# [Required task]
Scan the entries below for the word "water". Copy each line that has it.

# [Records]
· · · · ·

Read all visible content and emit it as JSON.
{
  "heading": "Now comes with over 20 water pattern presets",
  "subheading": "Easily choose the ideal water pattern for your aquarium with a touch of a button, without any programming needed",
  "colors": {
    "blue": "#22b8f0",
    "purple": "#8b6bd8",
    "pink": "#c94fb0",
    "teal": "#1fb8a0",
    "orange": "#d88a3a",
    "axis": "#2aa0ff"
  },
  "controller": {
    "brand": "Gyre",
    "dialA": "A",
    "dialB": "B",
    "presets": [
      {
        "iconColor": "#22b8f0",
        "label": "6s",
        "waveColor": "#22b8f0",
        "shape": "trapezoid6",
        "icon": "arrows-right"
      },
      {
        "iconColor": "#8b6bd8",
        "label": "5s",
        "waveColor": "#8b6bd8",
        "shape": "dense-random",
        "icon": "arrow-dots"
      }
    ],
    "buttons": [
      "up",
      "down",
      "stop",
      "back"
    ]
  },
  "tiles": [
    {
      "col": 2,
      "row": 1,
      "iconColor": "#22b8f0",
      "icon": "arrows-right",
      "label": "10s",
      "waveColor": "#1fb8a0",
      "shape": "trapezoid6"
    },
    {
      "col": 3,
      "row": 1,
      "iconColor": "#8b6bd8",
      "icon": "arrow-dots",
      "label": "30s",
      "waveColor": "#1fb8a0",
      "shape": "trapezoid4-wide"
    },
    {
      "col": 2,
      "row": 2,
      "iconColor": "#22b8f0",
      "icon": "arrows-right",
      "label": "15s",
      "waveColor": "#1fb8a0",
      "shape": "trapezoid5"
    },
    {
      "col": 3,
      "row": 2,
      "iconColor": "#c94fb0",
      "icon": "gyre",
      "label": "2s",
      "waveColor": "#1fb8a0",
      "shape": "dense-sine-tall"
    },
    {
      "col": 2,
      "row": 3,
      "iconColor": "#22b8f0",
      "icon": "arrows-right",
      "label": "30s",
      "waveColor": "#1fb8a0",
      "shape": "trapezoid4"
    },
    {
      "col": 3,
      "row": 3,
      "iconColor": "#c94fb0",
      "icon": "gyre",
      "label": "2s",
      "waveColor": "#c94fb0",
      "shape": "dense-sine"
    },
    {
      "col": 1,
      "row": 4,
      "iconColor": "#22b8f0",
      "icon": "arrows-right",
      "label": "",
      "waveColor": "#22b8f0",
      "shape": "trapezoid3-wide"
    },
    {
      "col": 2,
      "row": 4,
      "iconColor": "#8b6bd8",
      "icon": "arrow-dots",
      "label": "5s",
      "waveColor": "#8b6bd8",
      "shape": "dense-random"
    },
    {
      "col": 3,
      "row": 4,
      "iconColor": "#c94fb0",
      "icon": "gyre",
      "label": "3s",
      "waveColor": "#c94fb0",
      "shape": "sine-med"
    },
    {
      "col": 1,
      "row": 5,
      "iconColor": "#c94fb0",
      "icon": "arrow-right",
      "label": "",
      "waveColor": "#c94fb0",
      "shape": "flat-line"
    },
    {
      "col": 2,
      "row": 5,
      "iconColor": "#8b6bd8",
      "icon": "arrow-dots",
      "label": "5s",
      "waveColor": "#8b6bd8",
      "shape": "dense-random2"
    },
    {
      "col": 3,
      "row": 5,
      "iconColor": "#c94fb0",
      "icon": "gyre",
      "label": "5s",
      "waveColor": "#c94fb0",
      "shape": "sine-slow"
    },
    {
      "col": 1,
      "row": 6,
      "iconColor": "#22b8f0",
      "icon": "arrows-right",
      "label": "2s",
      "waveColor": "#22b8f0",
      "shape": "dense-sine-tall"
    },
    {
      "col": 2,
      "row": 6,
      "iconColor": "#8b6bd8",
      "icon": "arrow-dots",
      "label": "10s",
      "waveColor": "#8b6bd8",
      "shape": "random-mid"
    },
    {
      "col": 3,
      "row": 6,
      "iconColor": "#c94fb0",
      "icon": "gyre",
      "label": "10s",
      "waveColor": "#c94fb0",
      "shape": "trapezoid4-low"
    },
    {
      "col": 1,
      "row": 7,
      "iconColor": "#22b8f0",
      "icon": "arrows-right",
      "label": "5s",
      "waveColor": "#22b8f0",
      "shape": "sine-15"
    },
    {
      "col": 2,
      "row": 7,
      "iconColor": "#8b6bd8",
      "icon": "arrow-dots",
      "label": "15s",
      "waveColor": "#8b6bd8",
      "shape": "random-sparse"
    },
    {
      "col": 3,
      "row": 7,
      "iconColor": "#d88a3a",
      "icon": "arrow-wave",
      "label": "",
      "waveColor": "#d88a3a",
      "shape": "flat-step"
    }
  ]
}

· · · · ·

# [The reply]
  "heading": "Now comes with over 20 water pattern presets",
  "subheading": "Easily choose the ideal water pattern for your aquarium with a touch of a button, without any programming needed",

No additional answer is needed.